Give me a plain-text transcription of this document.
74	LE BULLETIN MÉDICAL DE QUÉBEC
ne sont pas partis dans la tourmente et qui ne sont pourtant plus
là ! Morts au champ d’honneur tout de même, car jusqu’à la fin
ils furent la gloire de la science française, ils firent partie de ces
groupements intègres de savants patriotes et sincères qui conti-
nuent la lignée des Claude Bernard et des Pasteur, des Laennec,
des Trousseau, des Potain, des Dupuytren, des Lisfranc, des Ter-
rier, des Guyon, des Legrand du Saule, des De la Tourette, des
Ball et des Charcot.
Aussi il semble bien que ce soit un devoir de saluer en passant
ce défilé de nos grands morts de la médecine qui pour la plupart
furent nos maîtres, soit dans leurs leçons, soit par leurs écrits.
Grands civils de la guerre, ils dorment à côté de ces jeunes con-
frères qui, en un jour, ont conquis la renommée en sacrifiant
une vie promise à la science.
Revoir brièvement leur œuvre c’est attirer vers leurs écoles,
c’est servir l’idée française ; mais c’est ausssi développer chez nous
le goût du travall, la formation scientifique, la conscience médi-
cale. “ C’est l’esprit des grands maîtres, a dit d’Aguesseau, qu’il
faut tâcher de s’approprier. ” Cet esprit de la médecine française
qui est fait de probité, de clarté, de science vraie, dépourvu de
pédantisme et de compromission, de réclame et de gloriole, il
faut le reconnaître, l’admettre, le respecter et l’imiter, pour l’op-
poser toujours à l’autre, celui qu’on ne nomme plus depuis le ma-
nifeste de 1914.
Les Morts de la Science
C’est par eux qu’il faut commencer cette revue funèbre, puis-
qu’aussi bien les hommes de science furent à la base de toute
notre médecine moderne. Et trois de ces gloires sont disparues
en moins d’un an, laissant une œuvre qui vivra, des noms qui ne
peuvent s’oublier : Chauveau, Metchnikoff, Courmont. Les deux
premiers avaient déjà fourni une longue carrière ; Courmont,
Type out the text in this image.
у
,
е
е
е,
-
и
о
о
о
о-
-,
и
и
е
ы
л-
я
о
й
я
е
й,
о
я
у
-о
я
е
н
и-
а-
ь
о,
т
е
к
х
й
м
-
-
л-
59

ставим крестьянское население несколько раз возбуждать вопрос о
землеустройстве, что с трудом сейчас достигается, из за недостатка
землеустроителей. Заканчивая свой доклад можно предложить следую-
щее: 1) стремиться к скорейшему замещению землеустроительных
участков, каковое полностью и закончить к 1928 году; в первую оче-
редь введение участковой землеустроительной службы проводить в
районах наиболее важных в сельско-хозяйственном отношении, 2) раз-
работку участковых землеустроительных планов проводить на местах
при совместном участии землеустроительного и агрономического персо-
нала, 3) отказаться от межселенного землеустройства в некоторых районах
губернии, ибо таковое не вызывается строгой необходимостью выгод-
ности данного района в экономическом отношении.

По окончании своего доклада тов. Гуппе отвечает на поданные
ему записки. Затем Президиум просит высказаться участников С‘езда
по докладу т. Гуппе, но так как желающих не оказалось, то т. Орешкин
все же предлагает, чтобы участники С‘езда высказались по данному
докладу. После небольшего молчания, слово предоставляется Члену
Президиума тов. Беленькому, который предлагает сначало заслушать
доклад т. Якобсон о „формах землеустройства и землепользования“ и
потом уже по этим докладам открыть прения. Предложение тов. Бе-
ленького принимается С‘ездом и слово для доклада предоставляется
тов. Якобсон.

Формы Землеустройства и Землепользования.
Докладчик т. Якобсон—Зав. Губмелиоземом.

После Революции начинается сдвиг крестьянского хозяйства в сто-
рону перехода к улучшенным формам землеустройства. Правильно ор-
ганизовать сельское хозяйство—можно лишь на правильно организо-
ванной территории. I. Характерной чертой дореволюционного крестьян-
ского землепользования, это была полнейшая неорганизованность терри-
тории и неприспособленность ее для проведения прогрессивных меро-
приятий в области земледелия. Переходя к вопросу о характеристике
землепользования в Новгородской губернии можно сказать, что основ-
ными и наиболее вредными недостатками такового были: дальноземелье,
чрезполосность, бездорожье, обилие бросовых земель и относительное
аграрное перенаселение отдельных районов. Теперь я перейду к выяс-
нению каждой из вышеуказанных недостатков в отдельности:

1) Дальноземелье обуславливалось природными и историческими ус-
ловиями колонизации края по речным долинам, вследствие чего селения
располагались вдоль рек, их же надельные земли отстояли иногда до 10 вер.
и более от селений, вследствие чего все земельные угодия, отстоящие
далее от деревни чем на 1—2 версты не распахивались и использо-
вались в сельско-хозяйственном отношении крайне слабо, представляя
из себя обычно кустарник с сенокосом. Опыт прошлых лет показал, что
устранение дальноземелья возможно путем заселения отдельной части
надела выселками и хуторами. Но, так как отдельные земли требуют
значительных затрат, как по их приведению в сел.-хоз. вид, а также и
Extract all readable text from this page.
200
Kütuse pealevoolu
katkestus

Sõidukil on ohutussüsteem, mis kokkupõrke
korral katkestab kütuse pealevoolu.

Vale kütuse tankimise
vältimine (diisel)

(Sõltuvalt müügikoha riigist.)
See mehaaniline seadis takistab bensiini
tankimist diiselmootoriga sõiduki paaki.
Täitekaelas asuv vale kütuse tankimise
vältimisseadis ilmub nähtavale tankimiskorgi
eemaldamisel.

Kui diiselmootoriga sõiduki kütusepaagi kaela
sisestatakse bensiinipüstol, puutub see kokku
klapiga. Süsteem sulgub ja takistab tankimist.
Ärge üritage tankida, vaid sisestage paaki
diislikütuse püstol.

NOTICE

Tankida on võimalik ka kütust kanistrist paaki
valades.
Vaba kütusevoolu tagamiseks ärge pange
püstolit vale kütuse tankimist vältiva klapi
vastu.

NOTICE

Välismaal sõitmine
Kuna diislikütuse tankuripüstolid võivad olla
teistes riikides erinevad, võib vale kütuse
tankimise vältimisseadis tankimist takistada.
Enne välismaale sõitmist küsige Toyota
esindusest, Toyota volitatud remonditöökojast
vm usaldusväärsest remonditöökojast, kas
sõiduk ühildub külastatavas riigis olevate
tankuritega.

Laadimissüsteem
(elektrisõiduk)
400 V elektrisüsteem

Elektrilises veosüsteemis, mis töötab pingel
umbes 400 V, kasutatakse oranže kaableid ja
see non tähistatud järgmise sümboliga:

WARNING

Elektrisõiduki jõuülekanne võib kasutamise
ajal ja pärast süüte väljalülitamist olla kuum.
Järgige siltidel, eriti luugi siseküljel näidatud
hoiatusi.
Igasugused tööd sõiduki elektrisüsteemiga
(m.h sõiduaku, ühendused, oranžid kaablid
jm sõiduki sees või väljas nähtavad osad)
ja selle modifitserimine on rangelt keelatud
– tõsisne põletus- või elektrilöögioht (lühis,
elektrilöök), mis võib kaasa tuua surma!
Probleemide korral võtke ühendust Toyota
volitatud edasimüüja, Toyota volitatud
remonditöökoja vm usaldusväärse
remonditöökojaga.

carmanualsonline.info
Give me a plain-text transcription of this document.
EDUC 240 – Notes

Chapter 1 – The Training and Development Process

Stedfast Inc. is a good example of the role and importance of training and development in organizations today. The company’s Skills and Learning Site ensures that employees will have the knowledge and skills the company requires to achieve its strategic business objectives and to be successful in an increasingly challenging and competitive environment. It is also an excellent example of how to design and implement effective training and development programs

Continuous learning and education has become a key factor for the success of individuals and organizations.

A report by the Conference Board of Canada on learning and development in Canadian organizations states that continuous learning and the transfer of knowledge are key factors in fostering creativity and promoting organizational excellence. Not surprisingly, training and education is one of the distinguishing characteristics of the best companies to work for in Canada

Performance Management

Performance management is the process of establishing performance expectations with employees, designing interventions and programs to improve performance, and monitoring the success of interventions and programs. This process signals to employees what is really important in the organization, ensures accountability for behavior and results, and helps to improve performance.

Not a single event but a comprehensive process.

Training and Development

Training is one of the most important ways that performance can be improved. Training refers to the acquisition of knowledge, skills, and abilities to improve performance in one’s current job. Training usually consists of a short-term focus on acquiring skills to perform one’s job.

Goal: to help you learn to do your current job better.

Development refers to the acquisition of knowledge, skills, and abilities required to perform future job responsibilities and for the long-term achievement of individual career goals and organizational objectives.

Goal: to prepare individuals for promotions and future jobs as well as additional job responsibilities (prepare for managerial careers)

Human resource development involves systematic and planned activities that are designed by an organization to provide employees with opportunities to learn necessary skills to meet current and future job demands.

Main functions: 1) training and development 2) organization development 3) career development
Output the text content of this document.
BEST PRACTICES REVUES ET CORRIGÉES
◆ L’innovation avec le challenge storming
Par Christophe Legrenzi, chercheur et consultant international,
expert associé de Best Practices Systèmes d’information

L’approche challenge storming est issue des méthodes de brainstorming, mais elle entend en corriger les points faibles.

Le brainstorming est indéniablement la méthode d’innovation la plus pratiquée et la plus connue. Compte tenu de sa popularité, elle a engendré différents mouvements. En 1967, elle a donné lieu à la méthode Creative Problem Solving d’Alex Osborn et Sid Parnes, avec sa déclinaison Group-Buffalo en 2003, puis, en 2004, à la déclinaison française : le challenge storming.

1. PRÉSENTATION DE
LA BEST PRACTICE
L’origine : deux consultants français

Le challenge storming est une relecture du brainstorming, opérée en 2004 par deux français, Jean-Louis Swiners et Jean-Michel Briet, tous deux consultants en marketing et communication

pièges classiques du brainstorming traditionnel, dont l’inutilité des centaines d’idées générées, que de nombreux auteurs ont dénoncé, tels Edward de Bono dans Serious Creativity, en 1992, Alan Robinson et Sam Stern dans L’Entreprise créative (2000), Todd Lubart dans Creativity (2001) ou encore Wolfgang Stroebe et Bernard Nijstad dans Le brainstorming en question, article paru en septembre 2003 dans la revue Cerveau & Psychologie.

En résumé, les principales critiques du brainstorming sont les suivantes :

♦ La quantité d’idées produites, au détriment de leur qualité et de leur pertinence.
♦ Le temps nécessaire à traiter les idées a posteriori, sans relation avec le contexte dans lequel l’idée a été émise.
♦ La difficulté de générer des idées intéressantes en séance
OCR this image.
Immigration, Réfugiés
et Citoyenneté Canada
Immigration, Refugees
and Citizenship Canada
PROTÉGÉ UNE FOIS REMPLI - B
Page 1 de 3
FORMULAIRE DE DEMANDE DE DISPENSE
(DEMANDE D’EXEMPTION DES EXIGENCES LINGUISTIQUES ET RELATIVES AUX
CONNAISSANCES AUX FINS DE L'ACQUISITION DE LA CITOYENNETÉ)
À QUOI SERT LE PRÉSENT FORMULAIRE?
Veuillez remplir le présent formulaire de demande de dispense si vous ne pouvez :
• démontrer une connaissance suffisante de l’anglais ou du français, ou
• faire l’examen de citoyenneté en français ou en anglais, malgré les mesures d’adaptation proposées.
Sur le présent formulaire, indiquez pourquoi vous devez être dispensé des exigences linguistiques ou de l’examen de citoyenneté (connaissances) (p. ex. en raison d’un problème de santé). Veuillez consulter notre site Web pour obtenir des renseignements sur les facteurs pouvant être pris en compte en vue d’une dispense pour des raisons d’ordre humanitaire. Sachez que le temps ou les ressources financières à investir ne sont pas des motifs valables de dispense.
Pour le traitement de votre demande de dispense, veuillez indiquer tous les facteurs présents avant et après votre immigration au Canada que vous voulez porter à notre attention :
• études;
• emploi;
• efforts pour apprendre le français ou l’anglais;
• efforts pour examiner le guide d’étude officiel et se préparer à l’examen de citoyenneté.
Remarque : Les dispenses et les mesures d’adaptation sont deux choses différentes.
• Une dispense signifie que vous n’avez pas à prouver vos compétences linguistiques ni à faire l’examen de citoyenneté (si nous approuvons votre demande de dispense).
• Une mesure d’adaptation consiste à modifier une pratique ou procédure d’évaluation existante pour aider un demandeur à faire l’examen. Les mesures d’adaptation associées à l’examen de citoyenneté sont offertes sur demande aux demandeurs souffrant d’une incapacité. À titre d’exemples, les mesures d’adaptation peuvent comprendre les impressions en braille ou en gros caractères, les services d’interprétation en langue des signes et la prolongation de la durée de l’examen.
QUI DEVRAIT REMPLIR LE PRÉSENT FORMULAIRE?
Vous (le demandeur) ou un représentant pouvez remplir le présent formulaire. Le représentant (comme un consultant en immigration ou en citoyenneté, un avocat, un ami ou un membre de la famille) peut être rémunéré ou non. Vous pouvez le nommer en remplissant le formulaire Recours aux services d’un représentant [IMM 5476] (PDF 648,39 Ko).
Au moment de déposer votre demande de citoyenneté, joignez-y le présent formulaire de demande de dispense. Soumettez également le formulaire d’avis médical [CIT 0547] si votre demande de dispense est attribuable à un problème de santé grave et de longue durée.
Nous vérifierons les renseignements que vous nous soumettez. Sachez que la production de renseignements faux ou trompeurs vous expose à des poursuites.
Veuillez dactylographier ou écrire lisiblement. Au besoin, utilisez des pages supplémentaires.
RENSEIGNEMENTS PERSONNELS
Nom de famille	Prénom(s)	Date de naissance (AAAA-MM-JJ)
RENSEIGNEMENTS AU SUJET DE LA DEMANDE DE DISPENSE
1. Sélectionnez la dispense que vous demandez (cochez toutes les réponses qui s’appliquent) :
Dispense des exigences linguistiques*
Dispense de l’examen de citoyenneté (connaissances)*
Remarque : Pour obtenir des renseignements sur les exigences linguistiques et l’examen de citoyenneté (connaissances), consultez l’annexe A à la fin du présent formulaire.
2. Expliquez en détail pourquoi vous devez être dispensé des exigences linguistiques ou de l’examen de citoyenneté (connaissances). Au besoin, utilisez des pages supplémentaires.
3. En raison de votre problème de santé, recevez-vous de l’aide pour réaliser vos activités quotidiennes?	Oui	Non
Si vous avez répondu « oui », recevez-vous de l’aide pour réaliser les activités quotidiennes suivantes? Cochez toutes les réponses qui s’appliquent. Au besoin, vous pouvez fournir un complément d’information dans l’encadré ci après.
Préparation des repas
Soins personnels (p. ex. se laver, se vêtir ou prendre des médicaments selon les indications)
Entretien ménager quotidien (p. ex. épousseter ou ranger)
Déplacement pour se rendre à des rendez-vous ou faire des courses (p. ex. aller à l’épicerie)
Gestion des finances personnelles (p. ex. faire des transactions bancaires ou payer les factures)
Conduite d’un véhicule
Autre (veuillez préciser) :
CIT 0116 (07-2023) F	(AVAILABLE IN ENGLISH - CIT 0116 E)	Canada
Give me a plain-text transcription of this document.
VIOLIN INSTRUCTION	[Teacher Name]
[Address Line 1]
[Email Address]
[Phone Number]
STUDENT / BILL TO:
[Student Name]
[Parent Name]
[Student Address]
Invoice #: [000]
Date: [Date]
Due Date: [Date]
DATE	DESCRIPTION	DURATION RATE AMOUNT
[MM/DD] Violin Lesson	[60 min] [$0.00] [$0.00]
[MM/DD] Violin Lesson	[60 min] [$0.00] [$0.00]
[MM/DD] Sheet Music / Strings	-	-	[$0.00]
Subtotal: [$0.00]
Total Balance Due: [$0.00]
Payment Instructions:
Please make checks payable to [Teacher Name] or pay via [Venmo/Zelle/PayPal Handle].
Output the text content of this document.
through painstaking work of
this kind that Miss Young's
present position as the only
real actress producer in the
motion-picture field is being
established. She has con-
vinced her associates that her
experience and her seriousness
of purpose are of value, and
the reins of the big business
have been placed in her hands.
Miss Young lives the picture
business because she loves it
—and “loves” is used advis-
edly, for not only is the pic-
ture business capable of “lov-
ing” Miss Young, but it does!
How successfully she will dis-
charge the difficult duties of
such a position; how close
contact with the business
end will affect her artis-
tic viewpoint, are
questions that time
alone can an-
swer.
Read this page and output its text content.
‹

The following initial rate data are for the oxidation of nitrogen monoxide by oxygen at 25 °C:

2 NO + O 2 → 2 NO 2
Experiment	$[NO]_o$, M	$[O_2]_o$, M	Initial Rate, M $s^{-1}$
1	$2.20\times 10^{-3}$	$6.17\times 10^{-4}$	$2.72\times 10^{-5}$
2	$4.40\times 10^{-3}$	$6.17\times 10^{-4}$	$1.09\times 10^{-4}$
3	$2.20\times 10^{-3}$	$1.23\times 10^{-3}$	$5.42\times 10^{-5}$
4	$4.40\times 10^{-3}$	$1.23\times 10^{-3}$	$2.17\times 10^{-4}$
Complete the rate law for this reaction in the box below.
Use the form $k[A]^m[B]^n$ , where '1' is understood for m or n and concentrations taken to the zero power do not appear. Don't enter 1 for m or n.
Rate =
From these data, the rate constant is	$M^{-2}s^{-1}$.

——

● **Task details**: Show all lines from the listing above in which "mais" appears.

● **Reply to the task**:
c’est servir l’idée française ; mais c’est ausssi développer chez nous
L’approche challenge storming est issue des méthodes de brainstorming, mais elle entend en corriger les points faibles.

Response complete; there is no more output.